— BEGIN Dataset excerpts —
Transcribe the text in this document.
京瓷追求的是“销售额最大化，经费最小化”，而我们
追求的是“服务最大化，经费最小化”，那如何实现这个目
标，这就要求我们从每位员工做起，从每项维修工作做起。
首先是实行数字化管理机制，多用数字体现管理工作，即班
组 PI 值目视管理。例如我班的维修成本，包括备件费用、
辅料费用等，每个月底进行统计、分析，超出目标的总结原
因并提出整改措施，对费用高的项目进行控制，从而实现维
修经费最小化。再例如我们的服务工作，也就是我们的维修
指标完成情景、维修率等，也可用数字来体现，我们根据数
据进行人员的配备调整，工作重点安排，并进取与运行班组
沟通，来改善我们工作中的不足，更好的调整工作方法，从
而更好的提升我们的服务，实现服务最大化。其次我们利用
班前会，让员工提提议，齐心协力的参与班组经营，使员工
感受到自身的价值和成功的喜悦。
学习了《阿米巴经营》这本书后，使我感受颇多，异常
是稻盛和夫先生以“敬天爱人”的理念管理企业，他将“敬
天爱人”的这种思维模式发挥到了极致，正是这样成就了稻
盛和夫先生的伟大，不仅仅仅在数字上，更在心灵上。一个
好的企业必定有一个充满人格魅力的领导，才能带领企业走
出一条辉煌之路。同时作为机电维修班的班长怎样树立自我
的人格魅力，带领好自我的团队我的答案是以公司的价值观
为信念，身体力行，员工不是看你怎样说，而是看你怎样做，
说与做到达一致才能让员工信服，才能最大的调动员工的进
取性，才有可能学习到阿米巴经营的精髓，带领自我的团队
— END Dataset excerpts —
— BEGIN Dataset excerpts —
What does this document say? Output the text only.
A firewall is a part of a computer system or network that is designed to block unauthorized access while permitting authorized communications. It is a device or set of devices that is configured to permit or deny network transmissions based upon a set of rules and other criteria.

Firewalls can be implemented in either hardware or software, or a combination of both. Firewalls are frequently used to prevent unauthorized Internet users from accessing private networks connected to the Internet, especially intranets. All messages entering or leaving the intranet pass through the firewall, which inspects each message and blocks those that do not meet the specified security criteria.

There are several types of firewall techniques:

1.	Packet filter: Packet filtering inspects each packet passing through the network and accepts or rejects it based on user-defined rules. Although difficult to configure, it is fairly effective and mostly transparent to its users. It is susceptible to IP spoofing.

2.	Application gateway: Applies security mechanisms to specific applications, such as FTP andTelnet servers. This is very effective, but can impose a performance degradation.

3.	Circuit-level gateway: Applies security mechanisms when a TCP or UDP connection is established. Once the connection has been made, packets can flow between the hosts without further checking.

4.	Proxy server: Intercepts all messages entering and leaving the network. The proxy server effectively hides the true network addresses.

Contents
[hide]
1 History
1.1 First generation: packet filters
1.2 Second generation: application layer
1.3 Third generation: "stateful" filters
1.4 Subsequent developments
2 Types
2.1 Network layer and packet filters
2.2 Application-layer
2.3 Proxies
— END Dataset excerpts —
— BEGIN Dataset excerpts —
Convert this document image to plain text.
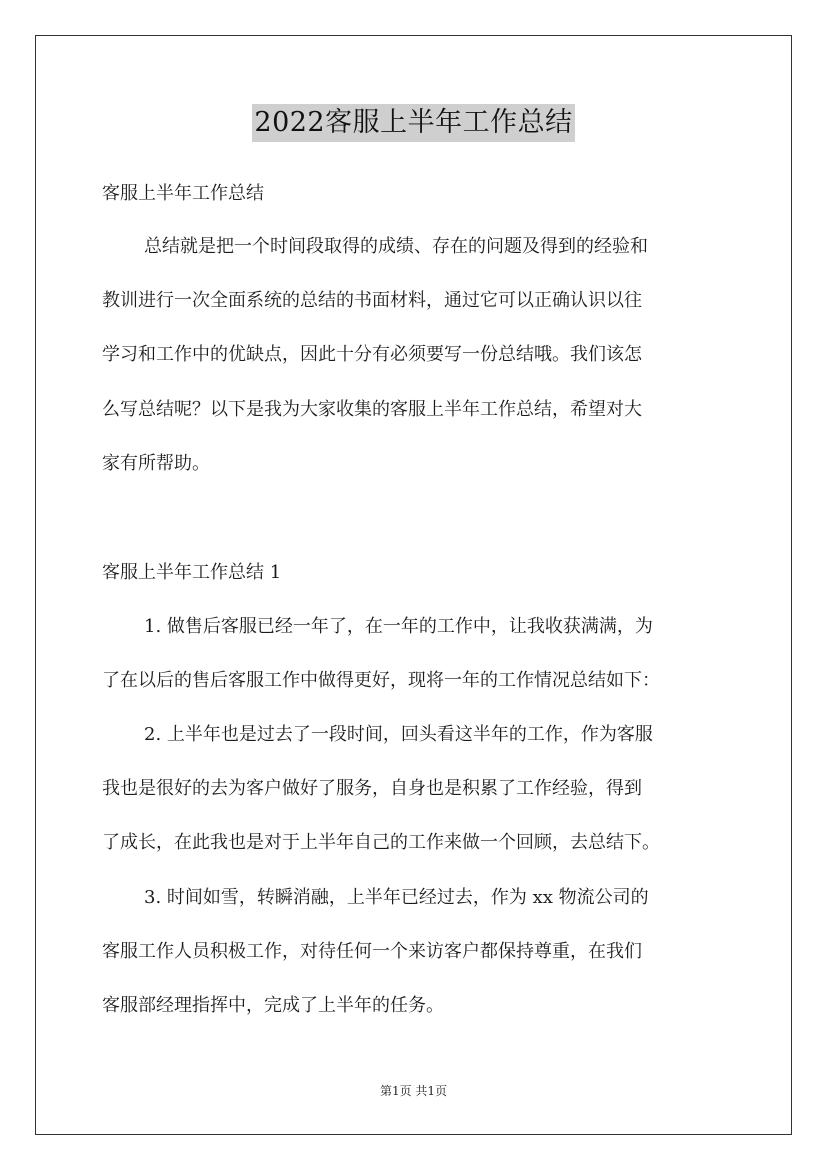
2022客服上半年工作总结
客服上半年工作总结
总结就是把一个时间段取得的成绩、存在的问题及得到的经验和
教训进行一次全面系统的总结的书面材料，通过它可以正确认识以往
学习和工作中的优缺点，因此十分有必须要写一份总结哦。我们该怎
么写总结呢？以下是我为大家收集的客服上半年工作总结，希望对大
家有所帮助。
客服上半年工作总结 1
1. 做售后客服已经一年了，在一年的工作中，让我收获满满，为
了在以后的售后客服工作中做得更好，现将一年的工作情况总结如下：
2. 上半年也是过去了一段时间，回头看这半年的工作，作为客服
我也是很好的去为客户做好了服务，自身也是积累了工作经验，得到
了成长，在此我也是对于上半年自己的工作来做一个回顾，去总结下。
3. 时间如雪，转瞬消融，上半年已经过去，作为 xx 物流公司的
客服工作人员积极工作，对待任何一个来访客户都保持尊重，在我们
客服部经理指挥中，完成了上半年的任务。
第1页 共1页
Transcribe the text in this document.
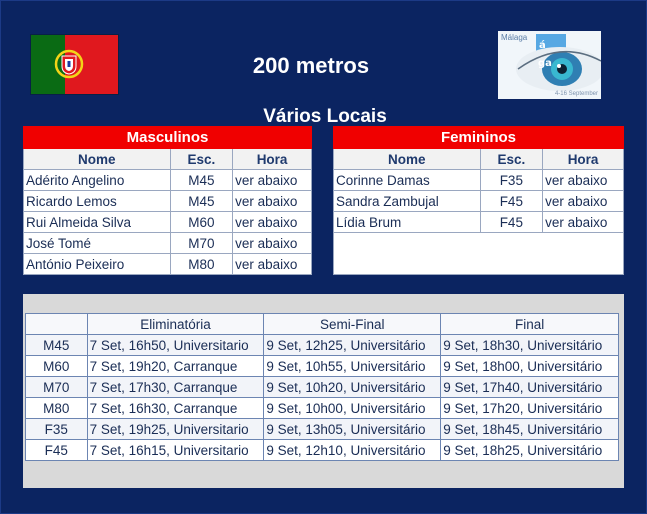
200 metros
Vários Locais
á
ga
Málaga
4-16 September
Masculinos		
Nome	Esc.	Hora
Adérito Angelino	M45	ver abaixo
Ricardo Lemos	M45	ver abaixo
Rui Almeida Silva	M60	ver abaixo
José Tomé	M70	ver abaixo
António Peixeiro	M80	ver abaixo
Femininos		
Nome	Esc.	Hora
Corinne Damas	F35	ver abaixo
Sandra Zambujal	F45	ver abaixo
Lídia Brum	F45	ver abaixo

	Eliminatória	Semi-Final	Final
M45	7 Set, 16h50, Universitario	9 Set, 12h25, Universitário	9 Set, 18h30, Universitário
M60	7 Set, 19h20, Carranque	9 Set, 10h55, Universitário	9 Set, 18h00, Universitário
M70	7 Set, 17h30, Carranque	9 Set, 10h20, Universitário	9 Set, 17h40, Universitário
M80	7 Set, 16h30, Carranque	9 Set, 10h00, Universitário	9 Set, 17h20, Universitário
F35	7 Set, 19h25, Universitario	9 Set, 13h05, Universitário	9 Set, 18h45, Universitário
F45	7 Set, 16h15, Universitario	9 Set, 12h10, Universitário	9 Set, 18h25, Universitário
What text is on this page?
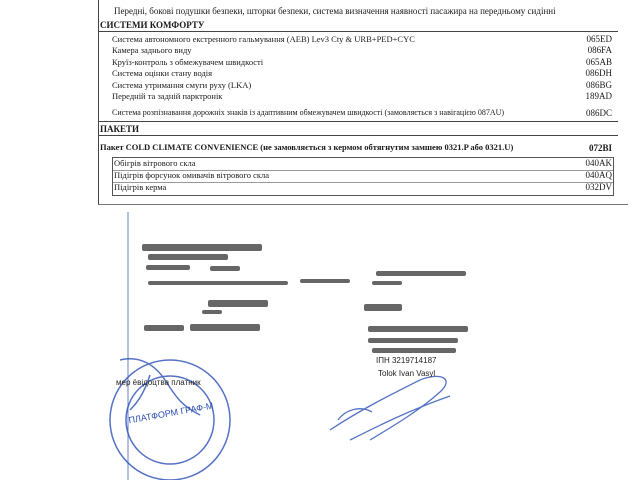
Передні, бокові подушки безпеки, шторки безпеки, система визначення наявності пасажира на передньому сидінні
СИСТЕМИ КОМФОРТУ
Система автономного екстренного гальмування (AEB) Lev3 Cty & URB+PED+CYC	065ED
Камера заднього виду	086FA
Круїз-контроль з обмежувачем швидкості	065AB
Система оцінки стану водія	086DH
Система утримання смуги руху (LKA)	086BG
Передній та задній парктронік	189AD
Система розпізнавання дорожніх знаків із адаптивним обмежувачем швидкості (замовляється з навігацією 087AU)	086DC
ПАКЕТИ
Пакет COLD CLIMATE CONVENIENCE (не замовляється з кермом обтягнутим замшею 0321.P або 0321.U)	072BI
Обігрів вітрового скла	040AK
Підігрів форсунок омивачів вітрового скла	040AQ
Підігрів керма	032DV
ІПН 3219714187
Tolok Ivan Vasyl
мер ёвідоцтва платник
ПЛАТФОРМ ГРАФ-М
— END Dataset excerpts —
_Exercise requirements_: In the lines above, find each one with "security" and list it.

_Response to this exercise_:
Firewalls can be implemented in either hardware or software, or a combination of both. Firewalls are frequently used to prevent unauthorized Internet users from accessing private networks connected to the Internet, especially intranets. All messages entering or leaving the intranet pass through the firewall, which inspects each message and blocks those that do not meet the specified security criteria.
2.	Application gateway: Applies security mechanisms to specific applications, such as FTP andTelnet servers. This is very effective, but can impose a performance degradation.
3.	Circuit-level gateway: Applies security mechanisms when a TCP or UDP connection is established. Once the connection has been made, packets can flow between the hosts without further checking.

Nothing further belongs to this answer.